====== SOURCE RECORDS
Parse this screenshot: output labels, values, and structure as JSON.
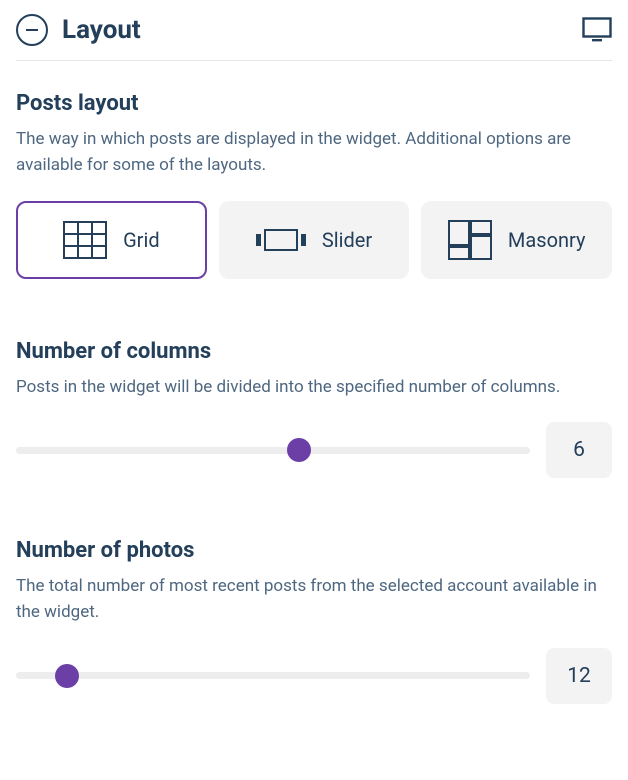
{
  "header": {
    "title": "Layout"
  },
  "postsLayout": {
    "title": "Posts layout",
    "desc": "The way in which posts are displayed in the widget. Additional options are available for some of the layouts.",
    "options": {
      "grid": "Grid",
      "slider": "Slider",
      "masonry": "Masonry"
    }
  },
  "columns": {
    "title": "Number of columns",
    "desc": "Posts in the widget will be divided into the specified number of columns.",
    "value": "6"
  },
  "photos": {
    "title": "Number of photos",
    "desc": "The total number of most recent posts from the selected account available in the widget.",
    "value": "12"
  }
}
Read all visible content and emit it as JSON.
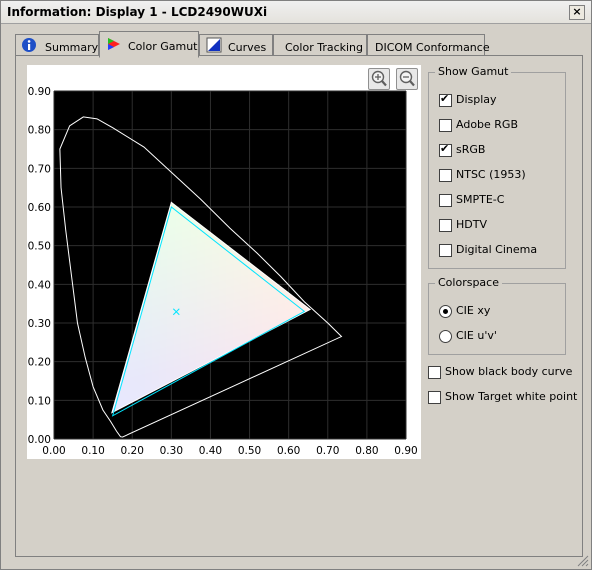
============
● **WRITTEN REQUEST**
Transcribe the material exactly, keeping every word and none of the pictures.

● **SOLUTION FOR THIS TASK**
Parse this screenshot: output labels, values, and structure as JSON.
{
  "header": {
    "title": "Layout"
  },
  "postsLayout": {
    "title": "Posts layout",
    "desc": "The way in which posts are displayed in the widget. Additional options are available for some of the layouts.",
    "options": {
      "grid": "Grid",
      "slider": "Slider",
      "masonry": "Masonry"
    }
  },
  "columns": {
    "title": "Number of columns",
    "desc": "Posts in the widget will be divided into the specified number of columns.",
    "value": "6"
  },
  "photos": {
    "title": "Number of photos",
    "desc": "The total number of most recent posts from the selected account available in the widget.",
    "value": "12"
  }
}
Read all visible content and emit it as JSON.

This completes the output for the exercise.